___ The input ___

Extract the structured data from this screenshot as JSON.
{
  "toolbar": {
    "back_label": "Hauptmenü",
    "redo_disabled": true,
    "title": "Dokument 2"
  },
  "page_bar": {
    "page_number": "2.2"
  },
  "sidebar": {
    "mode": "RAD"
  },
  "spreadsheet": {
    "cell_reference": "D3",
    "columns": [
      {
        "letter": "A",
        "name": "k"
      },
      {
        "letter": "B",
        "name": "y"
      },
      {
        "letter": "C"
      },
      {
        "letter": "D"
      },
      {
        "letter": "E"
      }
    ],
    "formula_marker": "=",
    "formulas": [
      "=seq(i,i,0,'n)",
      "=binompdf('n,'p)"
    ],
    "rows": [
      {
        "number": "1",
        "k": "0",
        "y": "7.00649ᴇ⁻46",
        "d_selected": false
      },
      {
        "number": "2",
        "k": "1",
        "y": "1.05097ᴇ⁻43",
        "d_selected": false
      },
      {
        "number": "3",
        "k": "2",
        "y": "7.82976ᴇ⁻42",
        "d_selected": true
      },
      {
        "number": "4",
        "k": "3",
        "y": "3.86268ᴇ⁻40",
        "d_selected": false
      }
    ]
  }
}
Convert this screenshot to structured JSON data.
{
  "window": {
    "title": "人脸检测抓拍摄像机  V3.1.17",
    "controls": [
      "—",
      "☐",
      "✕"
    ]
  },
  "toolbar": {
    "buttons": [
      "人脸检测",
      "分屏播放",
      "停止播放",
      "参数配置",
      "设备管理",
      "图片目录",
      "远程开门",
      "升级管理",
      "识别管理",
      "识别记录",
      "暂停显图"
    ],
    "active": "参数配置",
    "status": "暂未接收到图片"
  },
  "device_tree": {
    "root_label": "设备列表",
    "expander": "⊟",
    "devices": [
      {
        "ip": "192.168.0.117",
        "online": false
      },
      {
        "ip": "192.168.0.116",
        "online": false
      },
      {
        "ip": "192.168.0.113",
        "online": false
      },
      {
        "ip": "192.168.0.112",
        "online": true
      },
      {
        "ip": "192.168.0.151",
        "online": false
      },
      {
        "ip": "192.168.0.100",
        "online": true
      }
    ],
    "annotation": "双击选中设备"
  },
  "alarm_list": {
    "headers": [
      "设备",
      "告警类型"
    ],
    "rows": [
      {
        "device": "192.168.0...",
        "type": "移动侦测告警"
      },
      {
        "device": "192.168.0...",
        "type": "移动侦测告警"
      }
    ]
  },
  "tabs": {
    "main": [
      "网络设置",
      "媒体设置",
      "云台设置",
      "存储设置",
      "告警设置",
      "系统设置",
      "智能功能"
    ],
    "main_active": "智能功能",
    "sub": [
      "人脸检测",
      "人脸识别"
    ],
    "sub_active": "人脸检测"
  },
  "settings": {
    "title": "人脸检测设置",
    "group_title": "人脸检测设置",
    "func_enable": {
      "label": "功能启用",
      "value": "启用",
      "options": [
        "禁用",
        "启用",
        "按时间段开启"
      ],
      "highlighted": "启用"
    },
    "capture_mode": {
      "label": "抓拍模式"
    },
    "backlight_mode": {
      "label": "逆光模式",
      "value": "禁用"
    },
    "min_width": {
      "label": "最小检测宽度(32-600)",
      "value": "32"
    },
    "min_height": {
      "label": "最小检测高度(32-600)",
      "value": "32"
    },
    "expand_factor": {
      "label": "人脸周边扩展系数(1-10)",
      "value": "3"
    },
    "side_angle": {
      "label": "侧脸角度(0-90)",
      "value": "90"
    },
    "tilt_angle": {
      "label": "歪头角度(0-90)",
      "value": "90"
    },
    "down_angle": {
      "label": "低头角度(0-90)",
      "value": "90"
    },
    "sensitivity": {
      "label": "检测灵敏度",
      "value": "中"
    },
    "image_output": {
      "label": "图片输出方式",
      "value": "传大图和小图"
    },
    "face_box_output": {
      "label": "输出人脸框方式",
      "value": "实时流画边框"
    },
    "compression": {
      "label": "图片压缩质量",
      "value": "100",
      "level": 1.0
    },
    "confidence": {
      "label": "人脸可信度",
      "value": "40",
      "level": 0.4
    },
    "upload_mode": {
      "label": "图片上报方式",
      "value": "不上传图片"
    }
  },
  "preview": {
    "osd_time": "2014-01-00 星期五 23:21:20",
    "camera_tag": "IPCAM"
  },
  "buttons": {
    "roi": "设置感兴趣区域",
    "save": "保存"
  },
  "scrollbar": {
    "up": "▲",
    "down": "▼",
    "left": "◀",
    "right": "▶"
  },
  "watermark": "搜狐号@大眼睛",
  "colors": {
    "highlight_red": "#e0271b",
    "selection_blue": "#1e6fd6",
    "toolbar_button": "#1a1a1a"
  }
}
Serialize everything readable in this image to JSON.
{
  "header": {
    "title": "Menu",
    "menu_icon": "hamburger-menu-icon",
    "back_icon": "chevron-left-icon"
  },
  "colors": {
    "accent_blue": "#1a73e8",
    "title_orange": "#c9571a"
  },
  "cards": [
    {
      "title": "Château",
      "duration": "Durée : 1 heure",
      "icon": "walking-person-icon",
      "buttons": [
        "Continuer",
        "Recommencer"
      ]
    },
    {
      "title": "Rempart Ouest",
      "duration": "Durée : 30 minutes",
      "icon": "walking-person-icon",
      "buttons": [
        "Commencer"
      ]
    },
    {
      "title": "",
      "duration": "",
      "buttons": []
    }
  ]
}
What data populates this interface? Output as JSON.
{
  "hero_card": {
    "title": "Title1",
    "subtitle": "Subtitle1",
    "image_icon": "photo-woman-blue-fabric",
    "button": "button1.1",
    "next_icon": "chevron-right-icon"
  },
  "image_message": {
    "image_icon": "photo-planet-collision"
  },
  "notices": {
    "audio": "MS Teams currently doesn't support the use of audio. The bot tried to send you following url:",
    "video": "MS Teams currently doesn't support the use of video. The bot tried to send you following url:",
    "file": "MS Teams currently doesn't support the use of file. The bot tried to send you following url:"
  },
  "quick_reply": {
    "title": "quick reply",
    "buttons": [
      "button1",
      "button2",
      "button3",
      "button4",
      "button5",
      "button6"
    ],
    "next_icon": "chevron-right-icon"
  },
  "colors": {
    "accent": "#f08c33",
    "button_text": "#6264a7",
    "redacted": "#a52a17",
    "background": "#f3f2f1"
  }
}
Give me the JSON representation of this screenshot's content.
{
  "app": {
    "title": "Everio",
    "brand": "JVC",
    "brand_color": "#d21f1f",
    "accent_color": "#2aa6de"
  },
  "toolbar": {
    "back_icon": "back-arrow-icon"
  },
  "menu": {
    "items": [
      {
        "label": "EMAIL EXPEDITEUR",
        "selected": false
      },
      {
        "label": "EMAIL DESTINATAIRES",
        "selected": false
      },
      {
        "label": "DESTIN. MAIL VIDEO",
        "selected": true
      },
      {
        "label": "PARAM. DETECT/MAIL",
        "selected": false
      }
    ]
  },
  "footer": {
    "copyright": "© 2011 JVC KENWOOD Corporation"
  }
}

___

What is expected — Of the lines above, copy each that contains "this".

Finished answer —
Extract the structured data from this screenshot as JSON.
Convert this screenshot to structured JSON data.
Serialize everything readable in this image to JSON.
What data populates this interface? Output as JSON.
Give me the JSON representation of this screenshot's content.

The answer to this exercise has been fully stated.